• INPUT RECORDS
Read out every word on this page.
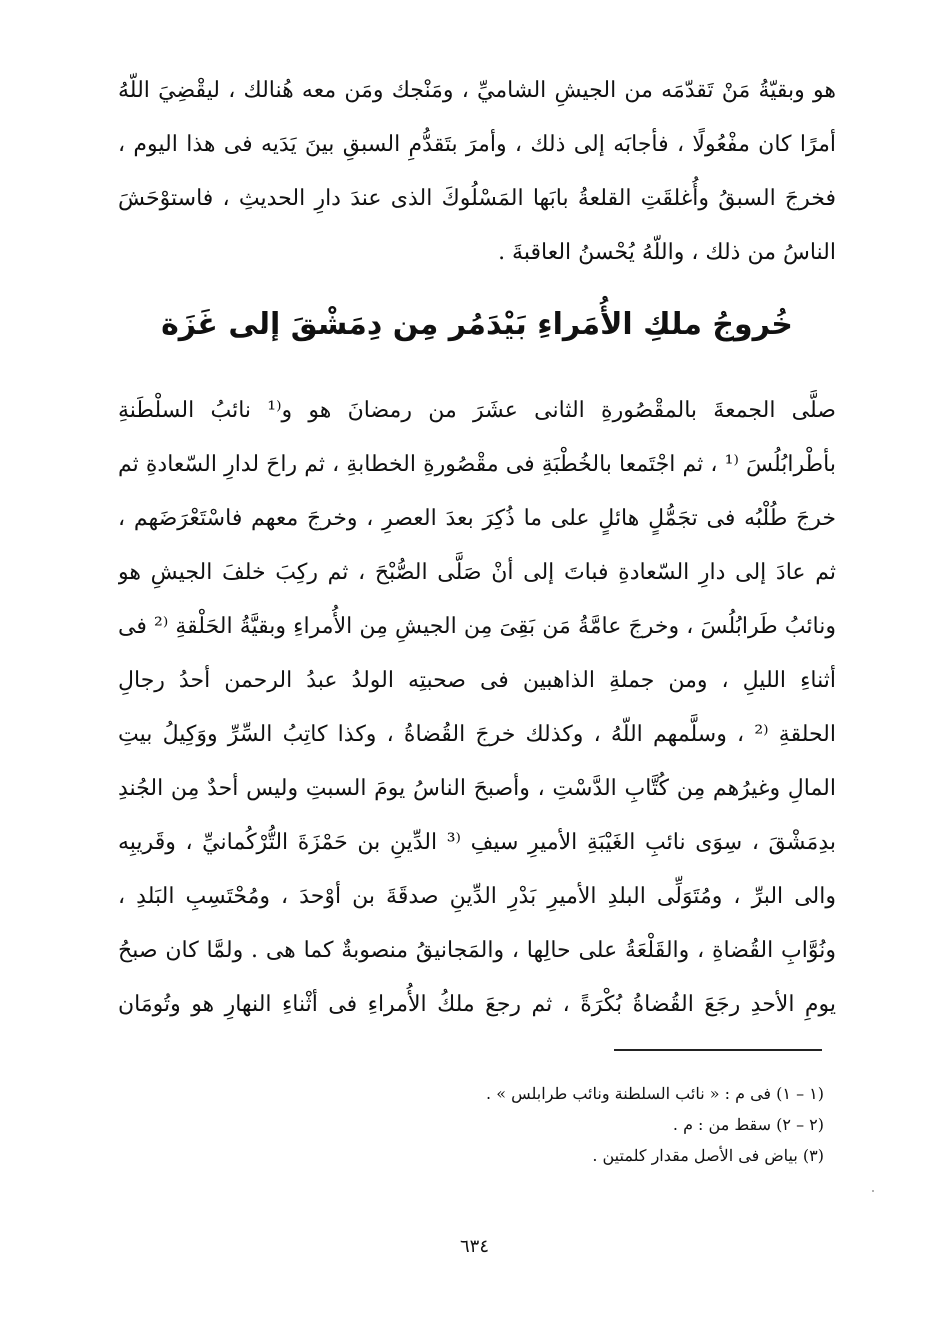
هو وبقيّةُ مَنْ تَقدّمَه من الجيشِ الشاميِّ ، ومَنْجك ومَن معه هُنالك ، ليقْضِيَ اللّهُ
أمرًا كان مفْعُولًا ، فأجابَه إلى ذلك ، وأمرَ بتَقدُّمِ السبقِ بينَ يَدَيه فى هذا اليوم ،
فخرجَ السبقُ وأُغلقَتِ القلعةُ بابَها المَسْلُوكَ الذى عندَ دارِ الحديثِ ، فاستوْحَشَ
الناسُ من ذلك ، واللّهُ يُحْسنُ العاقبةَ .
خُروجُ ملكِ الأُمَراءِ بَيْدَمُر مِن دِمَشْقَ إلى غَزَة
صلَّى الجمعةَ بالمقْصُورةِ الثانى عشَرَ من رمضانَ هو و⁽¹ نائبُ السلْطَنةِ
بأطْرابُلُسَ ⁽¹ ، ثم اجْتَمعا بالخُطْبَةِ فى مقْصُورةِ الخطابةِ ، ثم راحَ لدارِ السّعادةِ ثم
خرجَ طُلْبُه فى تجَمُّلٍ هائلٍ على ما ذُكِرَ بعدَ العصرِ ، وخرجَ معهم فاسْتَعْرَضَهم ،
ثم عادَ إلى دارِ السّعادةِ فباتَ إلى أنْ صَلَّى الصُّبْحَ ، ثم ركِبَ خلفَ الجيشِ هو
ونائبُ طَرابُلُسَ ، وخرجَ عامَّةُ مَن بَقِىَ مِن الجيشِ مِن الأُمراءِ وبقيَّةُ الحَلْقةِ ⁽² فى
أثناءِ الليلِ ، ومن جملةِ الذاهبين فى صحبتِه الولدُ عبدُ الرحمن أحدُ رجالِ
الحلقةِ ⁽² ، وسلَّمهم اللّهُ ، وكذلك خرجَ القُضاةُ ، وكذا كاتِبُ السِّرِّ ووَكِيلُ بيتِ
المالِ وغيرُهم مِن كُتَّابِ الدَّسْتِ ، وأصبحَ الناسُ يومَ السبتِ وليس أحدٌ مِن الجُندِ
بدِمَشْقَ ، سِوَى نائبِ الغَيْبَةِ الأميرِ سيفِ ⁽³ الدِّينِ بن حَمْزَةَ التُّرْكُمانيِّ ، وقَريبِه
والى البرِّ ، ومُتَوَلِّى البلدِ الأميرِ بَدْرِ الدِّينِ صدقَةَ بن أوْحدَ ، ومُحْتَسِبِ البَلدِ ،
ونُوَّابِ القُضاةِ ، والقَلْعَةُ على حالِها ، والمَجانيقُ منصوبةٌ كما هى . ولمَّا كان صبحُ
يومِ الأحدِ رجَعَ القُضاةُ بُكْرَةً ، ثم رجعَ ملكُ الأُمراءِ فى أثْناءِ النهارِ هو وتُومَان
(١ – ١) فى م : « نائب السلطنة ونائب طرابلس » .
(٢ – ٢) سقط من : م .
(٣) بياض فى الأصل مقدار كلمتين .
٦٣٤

• EXERCISE REQUIREMENTS
Count the lines of the material that include the word "السبق", then state only the total.

• TASK RESPONSE
2